## TASK BRIEF
Each line below that contains the word "Rastergitteranzeige" must be copied.

## DATA IN THIS EXERCISE
------

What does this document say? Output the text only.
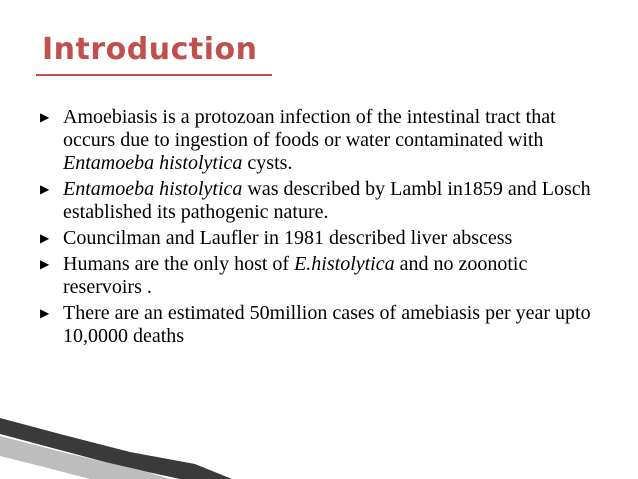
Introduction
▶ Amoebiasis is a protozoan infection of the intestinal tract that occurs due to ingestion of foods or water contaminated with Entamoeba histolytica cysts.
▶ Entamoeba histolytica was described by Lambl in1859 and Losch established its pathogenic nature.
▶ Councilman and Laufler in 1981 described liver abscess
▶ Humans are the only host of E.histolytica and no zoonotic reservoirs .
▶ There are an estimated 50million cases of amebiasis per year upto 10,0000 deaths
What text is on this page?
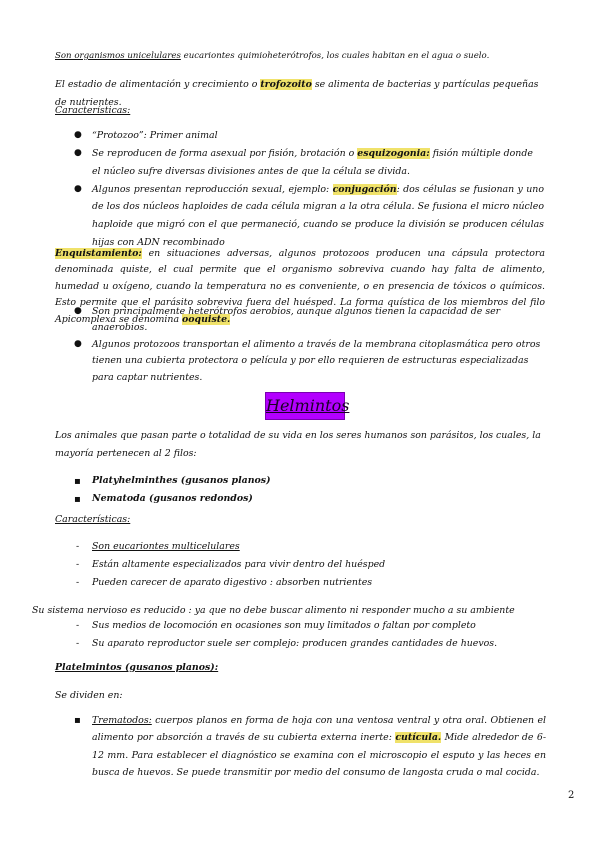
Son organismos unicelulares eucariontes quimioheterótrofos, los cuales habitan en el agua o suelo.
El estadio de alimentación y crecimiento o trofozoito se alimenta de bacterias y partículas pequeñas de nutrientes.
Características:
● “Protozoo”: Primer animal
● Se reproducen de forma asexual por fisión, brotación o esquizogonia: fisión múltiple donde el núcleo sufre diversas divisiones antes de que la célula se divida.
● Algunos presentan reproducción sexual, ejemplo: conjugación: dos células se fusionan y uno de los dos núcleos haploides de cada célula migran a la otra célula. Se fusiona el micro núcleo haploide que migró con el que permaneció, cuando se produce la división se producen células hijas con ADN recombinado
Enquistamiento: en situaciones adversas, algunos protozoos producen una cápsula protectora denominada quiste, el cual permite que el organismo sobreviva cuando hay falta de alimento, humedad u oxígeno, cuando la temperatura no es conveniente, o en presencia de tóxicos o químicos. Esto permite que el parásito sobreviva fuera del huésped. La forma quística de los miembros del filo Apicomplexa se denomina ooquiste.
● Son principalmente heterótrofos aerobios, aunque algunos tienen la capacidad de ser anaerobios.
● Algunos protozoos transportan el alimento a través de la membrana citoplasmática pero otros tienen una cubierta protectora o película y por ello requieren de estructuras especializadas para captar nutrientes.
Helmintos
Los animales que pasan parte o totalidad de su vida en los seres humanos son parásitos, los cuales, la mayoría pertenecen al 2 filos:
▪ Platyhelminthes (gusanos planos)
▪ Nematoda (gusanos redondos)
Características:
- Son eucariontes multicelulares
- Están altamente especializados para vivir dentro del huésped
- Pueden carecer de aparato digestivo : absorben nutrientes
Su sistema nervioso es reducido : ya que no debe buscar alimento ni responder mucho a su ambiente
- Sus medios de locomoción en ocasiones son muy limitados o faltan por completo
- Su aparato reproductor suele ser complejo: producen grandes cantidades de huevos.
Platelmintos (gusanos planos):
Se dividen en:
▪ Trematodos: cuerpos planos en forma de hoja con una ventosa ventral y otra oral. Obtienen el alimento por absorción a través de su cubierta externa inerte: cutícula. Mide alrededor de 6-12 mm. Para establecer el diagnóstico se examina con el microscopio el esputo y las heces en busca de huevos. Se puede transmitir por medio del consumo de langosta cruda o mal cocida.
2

------

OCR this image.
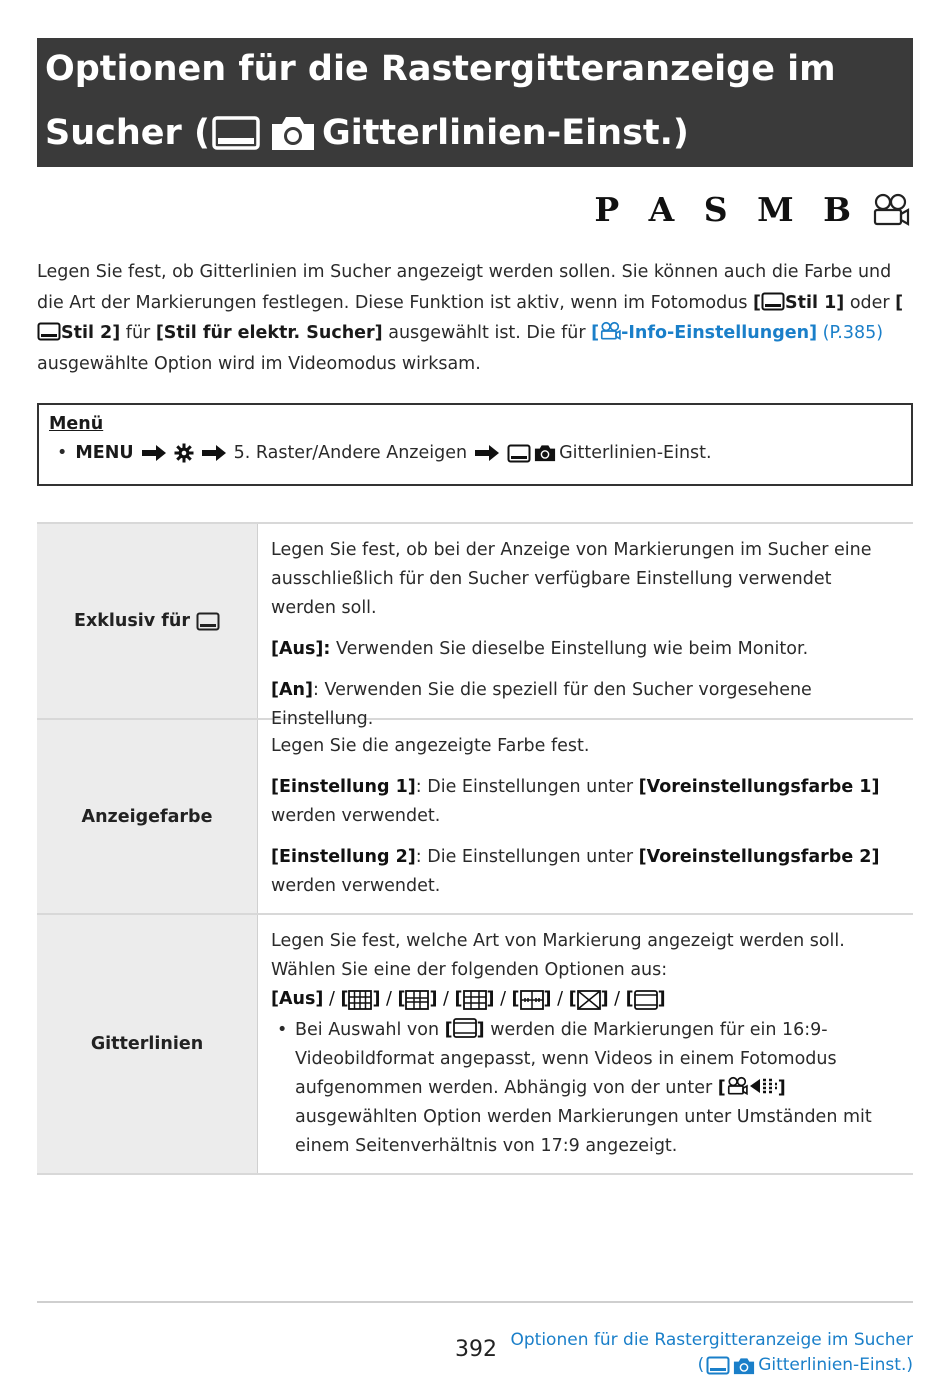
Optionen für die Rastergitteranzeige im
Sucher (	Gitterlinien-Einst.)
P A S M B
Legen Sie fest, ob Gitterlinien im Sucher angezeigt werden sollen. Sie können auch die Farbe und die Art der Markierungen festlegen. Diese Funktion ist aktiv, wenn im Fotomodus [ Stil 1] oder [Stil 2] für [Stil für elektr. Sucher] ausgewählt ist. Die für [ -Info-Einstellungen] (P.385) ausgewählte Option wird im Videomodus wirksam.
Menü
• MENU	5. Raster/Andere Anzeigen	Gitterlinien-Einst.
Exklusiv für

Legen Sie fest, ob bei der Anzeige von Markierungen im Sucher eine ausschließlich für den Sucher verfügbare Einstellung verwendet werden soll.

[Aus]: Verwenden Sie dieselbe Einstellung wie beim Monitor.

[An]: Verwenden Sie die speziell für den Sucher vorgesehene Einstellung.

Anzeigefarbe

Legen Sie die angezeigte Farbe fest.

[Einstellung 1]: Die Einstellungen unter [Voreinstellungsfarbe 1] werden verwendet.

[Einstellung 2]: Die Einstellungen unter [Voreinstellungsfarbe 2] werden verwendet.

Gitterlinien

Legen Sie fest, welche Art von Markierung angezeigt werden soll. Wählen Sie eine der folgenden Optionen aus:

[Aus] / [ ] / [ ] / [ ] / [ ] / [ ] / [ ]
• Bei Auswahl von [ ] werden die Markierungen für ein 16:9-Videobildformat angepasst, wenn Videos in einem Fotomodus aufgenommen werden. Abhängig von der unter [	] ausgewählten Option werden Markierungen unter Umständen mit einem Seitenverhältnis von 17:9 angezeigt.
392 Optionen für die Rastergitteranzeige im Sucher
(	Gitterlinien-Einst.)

------

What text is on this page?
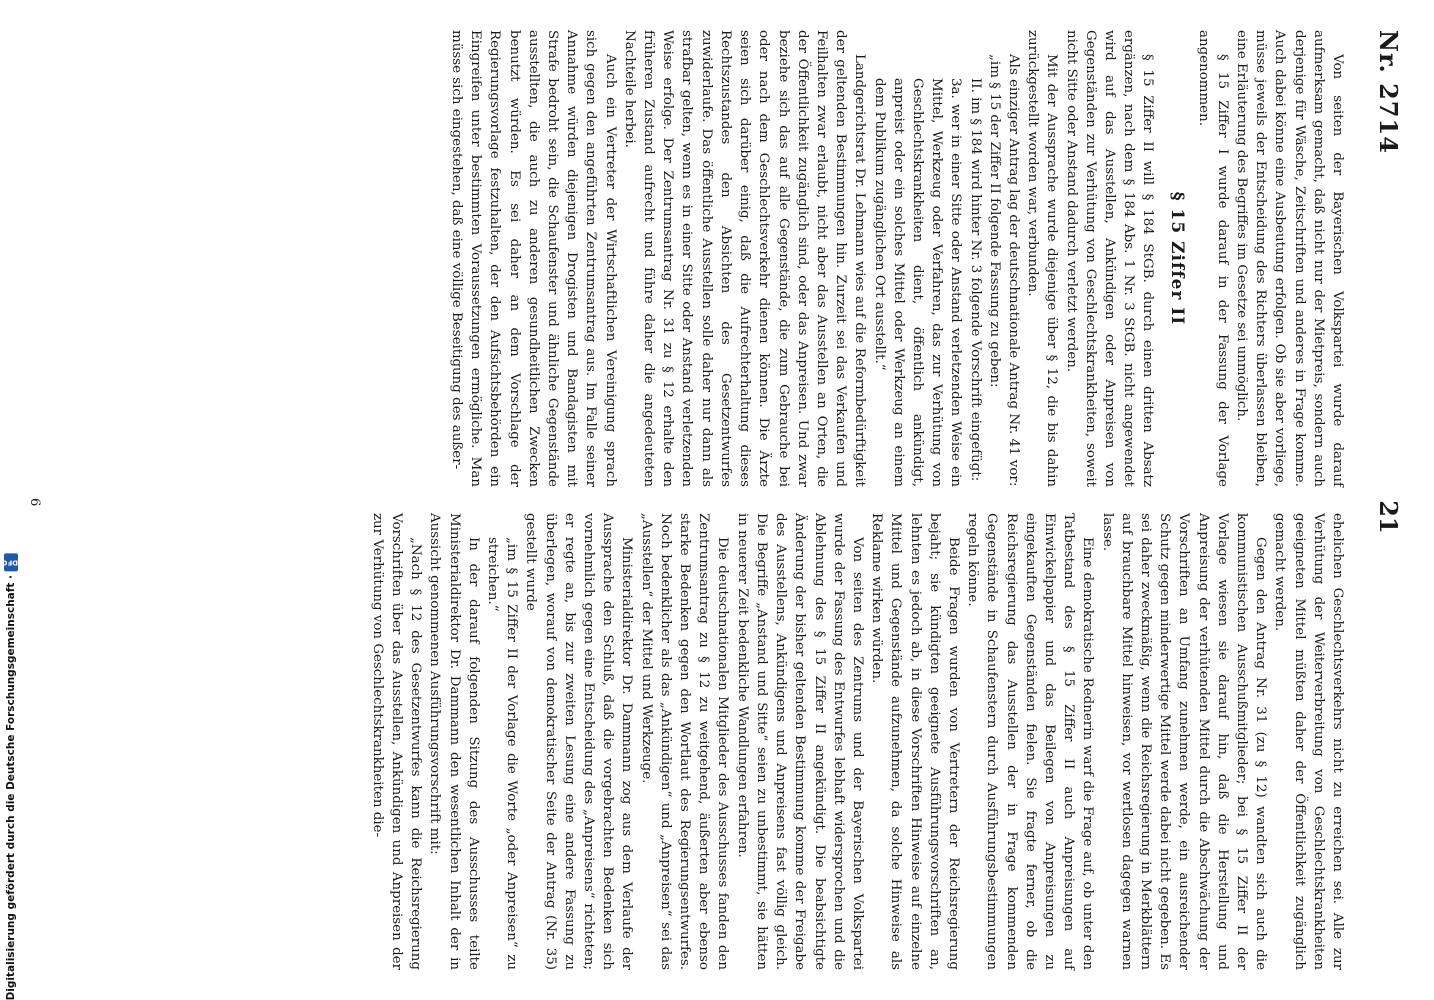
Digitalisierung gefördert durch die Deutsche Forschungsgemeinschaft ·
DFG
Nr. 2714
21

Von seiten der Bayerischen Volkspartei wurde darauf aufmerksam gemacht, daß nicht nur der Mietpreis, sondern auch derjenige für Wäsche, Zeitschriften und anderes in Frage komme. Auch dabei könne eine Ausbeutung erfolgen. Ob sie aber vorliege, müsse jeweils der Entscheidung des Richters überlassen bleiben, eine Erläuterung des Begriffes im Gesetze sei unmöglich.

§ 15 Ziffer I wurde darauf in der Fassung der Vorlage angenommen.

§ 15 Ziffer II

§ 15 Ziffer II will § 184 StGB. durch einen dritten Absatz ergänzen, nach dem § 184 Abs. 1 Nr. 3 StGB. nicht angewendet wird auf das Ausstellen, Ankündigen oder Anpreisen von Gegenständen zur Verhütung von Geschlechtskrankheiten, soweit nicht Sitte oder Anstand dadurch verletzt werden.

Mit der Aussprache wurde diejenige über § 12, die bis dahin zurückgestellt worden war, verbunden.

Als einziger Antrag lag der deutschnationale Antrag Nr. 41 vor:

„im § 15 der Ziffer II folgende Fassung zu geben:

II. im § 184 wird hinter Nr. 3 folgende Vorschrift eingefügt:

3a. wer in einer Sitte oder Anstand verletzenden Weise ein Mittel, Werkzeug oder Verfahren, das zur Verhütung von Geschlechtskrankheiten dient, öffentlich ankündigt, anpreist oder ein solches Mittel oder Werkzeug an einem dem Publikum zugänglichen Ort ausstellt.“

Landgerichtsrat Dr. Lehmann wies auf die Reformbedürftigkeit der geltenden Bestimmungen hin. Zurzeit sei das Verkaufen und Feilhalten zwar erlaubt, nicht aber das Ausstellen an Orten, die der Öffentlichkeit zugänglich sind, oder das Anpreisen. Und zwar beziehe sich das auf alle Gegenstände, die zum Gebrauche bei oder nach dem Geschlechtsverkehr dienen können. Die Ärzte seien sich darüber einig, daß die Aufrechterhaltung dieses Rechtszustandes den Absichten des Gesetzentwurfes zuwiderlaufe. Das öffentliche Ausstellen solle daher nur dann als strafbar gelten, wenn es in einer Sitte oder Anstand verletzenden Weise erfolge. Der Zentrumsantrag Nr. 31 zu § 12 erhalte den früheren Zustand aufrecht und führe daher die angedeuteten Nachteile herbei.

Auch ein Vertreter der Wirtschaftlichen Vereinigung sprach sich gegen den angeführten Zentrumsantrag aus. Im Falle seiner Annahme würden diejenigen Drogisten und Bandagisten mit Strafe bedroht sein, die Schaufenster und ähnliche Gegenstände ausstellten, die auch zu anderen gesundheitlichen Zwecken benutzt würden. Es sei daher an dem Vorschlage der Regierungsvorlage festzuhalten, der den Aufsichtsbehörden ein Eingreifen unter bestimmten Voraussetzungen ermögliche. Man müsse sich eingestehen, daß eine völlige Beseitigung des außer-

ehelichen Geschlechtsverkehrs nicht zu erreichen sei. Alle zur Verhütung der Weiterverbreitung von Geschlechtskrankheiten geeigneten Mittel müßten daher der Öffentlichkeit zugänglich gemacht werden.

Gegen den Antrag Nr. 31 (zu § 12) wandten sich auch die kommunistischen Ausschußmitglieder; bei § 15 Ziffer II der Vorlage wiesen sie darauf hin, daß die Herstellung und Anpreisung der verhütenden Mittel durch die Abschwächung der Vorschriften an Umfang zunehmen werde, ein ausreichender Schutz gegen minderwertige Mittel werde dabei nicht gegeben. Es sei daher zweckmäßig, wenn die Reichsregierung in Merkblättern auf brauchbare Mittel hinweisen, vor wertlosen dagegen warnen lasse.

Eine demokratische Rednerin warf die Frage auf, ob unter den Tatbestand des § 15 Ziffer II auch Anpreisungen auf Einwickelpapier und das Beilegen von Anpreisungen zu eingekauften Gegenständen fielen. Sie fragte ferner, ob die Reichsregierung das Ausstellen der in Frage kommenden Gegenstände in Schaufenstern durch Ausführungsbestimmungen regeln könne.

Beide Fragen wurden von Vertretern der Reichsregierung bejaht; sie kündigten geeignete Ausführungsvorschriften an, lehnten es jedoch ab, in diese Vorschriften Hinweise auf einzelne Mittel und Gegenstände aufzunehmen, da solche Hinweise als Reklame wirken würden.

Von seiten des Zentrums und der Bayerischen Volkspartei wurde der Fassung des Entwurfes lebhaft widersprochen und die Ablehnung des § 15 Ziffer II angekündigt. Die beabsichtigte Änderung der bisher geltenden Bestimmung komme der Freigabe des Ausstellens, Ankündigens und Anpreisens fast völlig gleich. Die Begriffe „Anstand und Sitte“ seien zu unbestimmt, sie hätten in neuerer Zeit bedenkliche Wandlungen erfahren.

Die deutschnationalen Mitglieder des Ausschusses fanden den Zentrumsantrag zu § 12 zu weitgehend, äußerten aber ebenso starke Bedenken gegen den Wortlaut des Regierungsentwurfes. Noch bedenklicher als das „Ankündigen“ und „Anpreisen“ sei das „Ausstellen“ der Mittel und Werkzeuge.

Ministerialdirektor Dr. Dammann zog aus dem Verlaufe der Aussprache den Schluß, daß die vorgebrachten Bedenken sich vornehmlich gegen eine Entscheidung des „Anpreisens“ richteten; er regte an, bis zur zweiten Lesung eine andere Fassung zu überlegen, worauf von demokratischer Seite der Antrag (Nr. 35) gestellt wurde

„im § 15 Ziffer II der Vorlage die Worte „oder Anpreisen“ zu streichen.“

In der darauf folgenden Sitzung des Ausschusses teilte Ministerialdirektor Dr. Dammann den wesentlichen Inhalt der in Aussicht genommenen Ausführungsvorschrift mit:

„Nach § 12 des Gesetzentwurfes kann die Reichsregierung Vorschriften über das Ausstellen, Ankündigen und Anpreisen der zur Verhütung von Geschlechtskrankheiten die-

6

------

## WRITTEN ANSWER
Optionen für die Rastergitteranzeige im
392 Optionen für die Rastergitteranzeige im Sucher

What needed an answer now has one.